══ Passage provided ══

I didn't test it separately. I guess that there is no remarkable
difference because it just slightly changes page stealing logic, not
compaction logic. Compaction success rate would not be affected by
patch 2, but, I will check it next time.
Thanks.
On Mon, Dec 08, 2014 at 10:29:44AM +0100, Vlastimil Babka wrote:
> On 12/08/2014 08:16 AM, Joonsoo Kim wrote:
> >There is odd behaviour when we steal freepages from other migratetype
> >buddy list. In try_to_steal_freepages(), we move all freepages in
> >the pageblock that founded freepage is belong to to the request
> >migratetype in order to mitigate fragmentation. If the number of moved
> >pages are enough to change pageblock migratetype, there is no problem. If
> >not enough, we don't change pageblock migratetype and add broken freepages
> >to the original migratetype buddy list rather than request migratetype
> >one. For me, this is odd, because we already moved all freepages in this
> >pageblock to the request migratetype. This patch fixes this situation to
> >add broken freepages to the request migratetype buddy list in this case.
>
> I'd rather split the fix from the refactoring. And maybe my
> description is longer, but easier to understand? (I guess somebody
> else should judge this)
Your patch is much better to understand than mine. :)
No need to judge from somebody else.
After your patch is merged, I will resubmit these on top of it.
>
> >This patch introduce new function that can help to decide if we can
> >steal the page without resulting in fragmentation. It will be used in
> >following patch for compaction finish criteria.
> >
> >Signed-off-by: Joonsoo Kim <[email protected]>
> >---
> > include/trace/events/kmem.h | 7 +++--
> > mm/page_alloc.c | 72 +++++++++++++++++++++++++------------------
> > 2 files changed, 46 insertions(+), 33 deletions(-)
> >
> >diff --git a/include/trace/events/kmem.h b/include/trace/events/kmem.h
> >index aece134..4ad10ba 100644
> >--- a/include/trace/events/kmem.h
> >+++ b/include/trace/events/kmem.h
> >@@ -268,11 +268,11 @@ TRACE_EVENT(mm_page_alloc_extfrag,
> >
> > TP_PROTO(struct page *page,
> > int alloc_order, int fallback_order,
> >- int alloc_migratetype, int fallback_migratetype, int new_migratetype),
> >+ int alloc_migratetype, int fallback_migratetype),
> >
> > TP_ARGS(page,
> > alloc_order, fallback_order,
> >- alloc_migratetype, fallback_migratetype, new_migratetype),
> >+ alloc_migratetype, fallback_migratetype),
> >
> > TP_STRUCT__entry(
> > __field( struct page *, page )

═══
══ Entries shown ══

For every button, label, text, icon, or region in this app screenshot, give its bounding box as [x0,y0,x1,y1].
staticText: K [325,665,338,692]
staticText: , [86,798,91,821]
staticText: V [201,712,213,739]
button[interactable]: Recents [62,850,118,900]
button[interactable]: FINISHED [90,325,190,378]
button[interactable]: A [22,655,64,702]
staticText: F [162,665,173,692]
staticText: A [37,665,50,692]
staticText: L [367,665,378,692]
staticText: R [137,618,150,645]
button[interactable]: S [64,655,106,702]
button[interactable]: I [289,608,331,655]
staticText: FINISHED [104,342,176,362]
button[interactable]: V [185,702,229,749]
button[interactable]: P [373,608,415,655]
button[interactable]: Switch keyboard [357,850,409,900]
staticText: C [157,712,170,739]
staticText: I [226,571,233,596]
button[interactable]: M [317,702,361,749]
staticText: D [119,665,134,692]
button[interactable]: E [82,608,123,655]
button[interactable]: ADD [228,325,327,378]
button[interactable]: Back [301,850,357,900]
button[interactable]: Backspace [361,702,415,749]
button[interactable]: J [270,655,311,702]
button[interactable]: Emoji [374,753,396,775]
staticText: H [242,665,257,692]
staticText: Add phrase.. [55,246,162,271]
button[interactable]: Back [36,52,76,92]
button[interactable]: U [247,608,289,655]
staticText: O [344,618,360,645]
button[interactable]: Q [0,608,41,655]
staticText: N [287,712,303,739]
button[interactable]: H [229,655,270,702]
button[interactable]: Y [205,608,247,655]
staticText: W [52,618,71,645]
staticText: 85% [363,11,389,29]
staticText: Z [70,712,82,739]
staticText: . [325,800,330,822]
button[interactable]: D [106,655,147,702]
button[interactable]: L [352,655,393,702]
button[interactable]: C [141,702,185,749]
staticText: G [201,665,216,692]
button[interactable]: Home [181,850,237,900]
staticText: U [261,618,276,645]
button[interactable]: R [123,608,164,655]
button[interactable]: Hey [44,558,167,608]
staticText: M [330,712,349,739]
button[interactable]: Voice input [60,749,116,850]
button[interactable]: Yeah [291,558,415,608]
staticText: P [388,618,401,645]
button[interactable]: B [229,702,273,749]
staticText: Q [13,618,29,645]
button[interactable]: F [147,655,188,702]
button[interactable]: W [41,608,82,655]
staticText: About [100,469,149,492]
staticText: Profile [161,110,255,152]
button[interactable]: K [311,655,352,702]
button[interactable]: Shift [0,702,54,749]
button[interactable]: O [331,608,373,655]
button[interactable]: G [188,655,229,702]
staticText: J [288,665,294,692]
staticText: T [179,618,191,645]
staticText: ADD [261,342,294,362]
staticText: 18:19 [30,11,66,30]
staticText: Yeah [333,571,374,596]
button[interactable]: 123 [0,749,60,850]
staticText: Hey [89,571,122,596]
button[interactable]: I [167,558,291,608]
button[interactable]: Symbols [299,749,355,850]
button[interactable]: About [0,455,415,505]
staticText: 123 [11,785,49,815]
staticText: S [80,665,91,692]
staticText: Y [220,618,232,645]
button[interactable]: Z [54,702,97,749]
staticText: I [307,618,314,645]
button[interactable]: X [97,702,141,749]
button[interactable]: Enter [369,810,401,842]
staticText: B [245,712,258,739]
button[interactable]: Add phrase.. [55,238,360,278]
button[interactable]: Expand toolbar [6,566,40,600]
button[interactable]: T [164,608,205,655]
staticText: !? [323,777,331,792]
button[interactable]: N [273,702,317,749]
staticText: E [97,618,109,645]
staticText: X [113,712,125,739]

═══

Tasks to carry out
1) From the patch thread, list every argument passed to TP_ARGS in the version before the change.
2) Update the patch thread's stretch from "Your patch is much" through "on top of it.", replacing "resubmit" with "repost".
Rely only on the patch thread and leave the data aside.

Solutions to the exercise
1) page, alloc_order, fallback_order, alloc_migratetype, fallback_migratetype, new_migratetype

2)
Your patch is much better to understand than mine. :)
No need to judge from somebody else.
After your patch is merged, I will repost these on top of it.